-- Quoted passage --
Rubin Salter, Jr. (argued) Asst. U. S. Atty., Phoenix, Ariz., Edward E. Davis, U. S. Atty., Tucson, Ariz., for appellee.
Before POPE and KOELSCH, Circuit Judges, and BOLDT,* District Judge.
POPE, Circuit Judge:
Appellant, an Indian of the age of sixteen years at the time here involved, was charged with violation of Title 18 Section 1153, in that on or about May 4, 1967, he did kill one Xavier Rios, a Papago Indian, by forcibly and maliciously striking and killing him. The decedent was defendant's grandfather. Upon being advised by the court of his right to prosecution by indictment and trial by jury, defendant waived those rights and consented to being tried by the court by information charging delinquency pursuant to the provisions of Title 18 Sections 5031-5033. The defendant was thereafter tried by the court, without jury, found guilty of having violated a law of the United States, and committed to custody during the period of his minority in accordance with the provisions of the juvenile delinquency statutes of the United States. The appellant filed this appeal from the judgment of the district court.
The sole ground for the appeal is the alleged error of the district court in admitting in evidence, over the objection of the defendant, a statement made by him at the time of his being interrogated by FBI agents concerning the death of his grandfather.
The facts developed at the trial indicate that two federal officers went to the home of the defendant and at the time of their arrival he and his mother were there. The officers told the mother that they would like to talk to her son about the circumstances surrounding the death of Xavier Rios and asked whether she had any objections to their interviewing him. She said she had none. The officers then gave the defendant a written waiver of rights form1 which he read aloud. The defendant was asked to talk the waiver over with his mother and to tell the officers in his own words what he thought the form meant. The defendant had trouble with the meaning of the word "coercion" used in the form and the officer explained "that this basically meant he was not being forced or made to make this statement or answer any questions." The officers then asked Clarence if he would mind telling them what took place to the best of his recollection on May 4th, the date of the crime in question. One of the officers testified that when this took place the defendant was not under suspicion. Later, in the same interview, when defendant's mother told her son to "tell these men the truth," he said, "I did it with another guy". At that point the officers again advised the defendant of his constitutional rights, of his right to an attorney, and then left him to discuss the matter with his mother. Upon their return, they asked him if he would like to have an attorney and he said: "Yes, I would like to have an attorney." After this reply, there was no further questioning of the defendant by these officers.

-- Supplied information --

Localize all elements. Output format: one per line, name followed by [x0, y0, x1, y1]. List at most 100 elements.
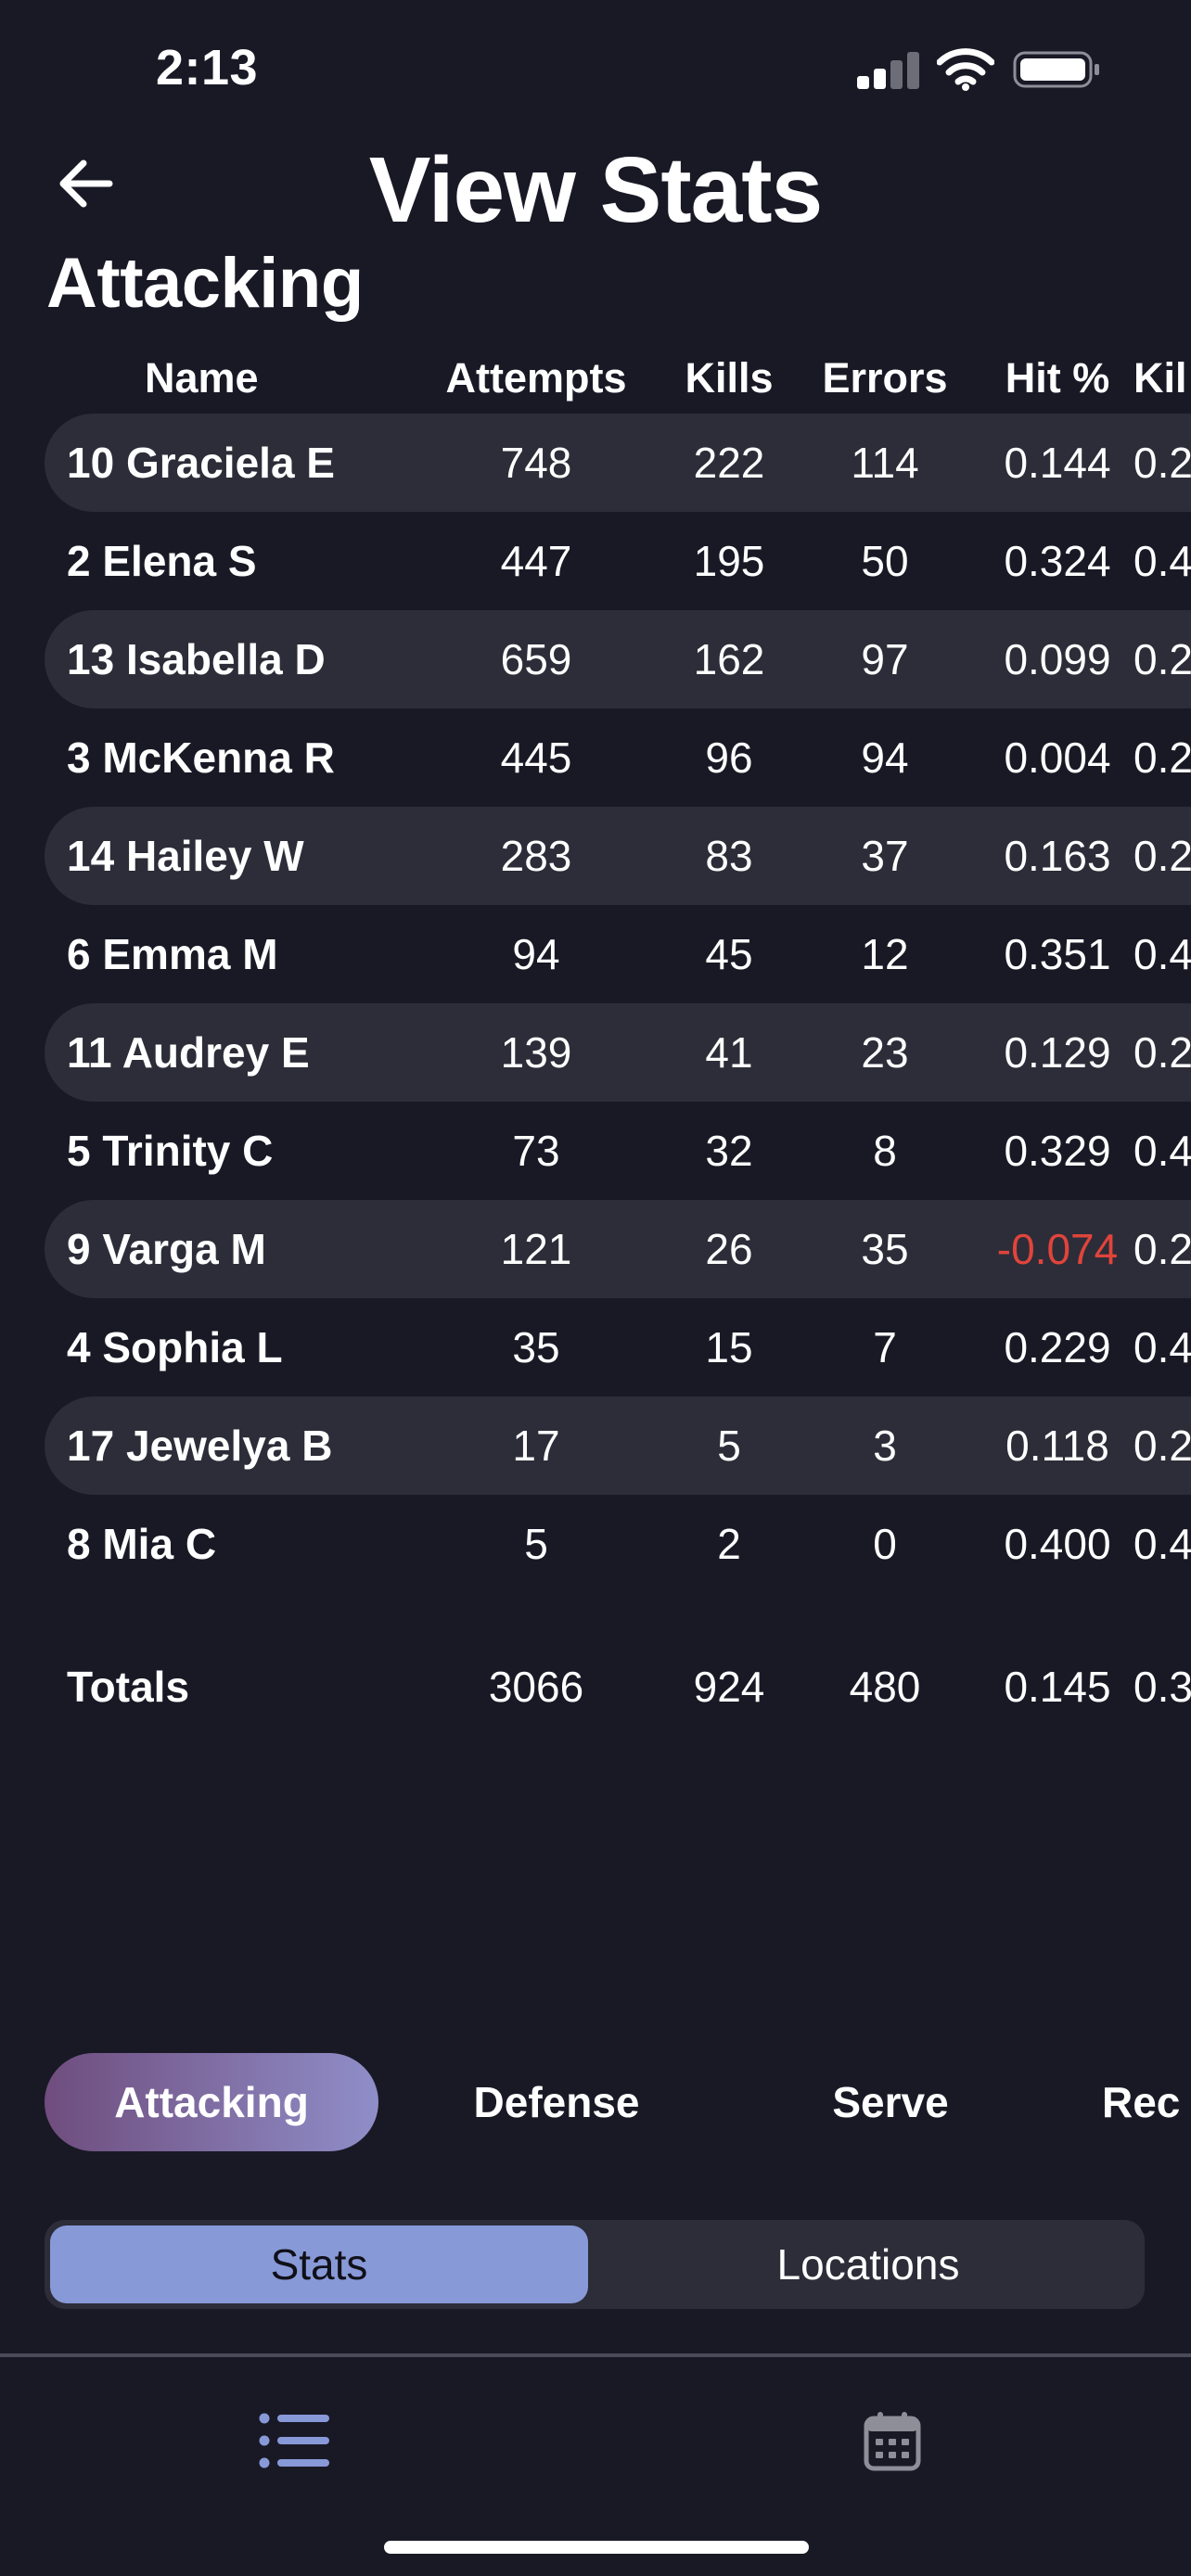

-- Written tasks --
a: Could you retype the court opinion between "Rubin Salter, Jr." and "BOLDT,* District Judge.", inclusive?
b: Can you continue the court opinion on the juvenile delinquency appeal from where it stops?

-- Expected outputs --
a:
Rubin Salter, Jr. (argued) Asst. U. S. Atty., Phoenix, Ariz., Edward E. Davis, U. S. Atty., Tucson, Ariz., for appellee.
Before POPE and KOELSCH, Circuit Judges, and BOLDT,* District Judge.

b:
During the trial, although no objection was made to the admission in evidence of the waiver of rights form signed by the defendant, defendant's counsel objected to the questioning of the officer who took the statement on the ground that there had been no proper showing of the voluntary nature of the statement nor a suitable waiver of his right to counsel in connection with the making of the statement. However, on the court's overruling his objection, defendant asked and was granted leave by the court to question the witness further. At the end of this questioning counsel renewed his objection to its admission on the ground that the defendant was a minor of 16 years of age who per se did not have the ability to select, or ask for, or waive counsel, and that it was not permissible to admit the statement unless counsel had been appointed for him.
Counsel for defendant argued during the trial and argues now that an inference of incapacity to waive counsel is raised by the mere age of an accused who is 16 or 17 years of age; that the burden to overcome this inference shifts to the Government in this case and that the Government failed to meet that burden. More particularly, counsel says that the failure of the Government to permit defendant to complete his statement: "I did it with another guy", or to explain that statement, reflects a rejection by the agents that the privilege against self-incrimination was knowingly and understandably waived. Counsel for appellant urges on us the teachings of In Re Gault, 387 U.S. 1, 87 S. Ct. 1428, 18 L. Ed. 2d 527, and other cases cited by him in support of his position.
We are very familiar with these cases and their holdings. See West v. United States, 5 Cir. 399 F.2d 467. There is nothing in this record to indicate that the defendant here did not understand the warnings given him and the waiver of rights signed by him. As a matter of fact, appellant says in his brief: "The log of the agents reflects that the defendant was warned of his rights" and there is an admission that "The mother was present and consented to the interrogation" and that "there were some words she did not understand", but nowhere is there any allegation that appellant did not understand what was going on about him.
That the court was carefully preserving the rights of the defendant is clearly indicated. The record shows that earlier in the trial the court fully weighed and sustained objection to the admission of another statement made by the defendant. He had then become a suspect, no attorney was representing him and the questioning was designed to elicit an admission from him that he was connected with the crime.2
The court found that the defendant "did understand his rights; that the agents were very, very careful to see that he did and all of the evidence in the case indicates he practically demonstrated his understanding of what they were trying to get across to him."
A careful examination of the record and the totality of all the circumstances here, leads to the conclusion that the statement under attack was taken during the investigatory rather than the accusatory stage of the proceedings and that it was proper to admit it in evidence. (See Escobedo v. State of Illinois, 378 U.S. 478, 84 S. Ct. 1758, 12 L. Ed. 2d 977). The defendant minor did have the ability to select counsel and ask for it; in fact he did so select counsel when it appeared to him there was need. The trial judge found that the defendant was advised of his rights and that any statement he made was made voluntarily, with understanding of his constitutional rights, and without any coercion, promises, or threats. These findings have substantial basis in the record.
Finding no merit in the points raised on this appeal, the judgment of the district court is affirmed.
The Honorable George H. Boldt, District Judge, Western District of Washington, sitting by designation
The written waiver form which defendant signed, read as follows:
"YOUR RIGHTS Place: Tucson Date: June 2, 1967 Time: 1:26 p.m.
"Before we ask you any questions, you must understand your rights.
"You have the right to remain silent.
"Anything you say can be used against you in court.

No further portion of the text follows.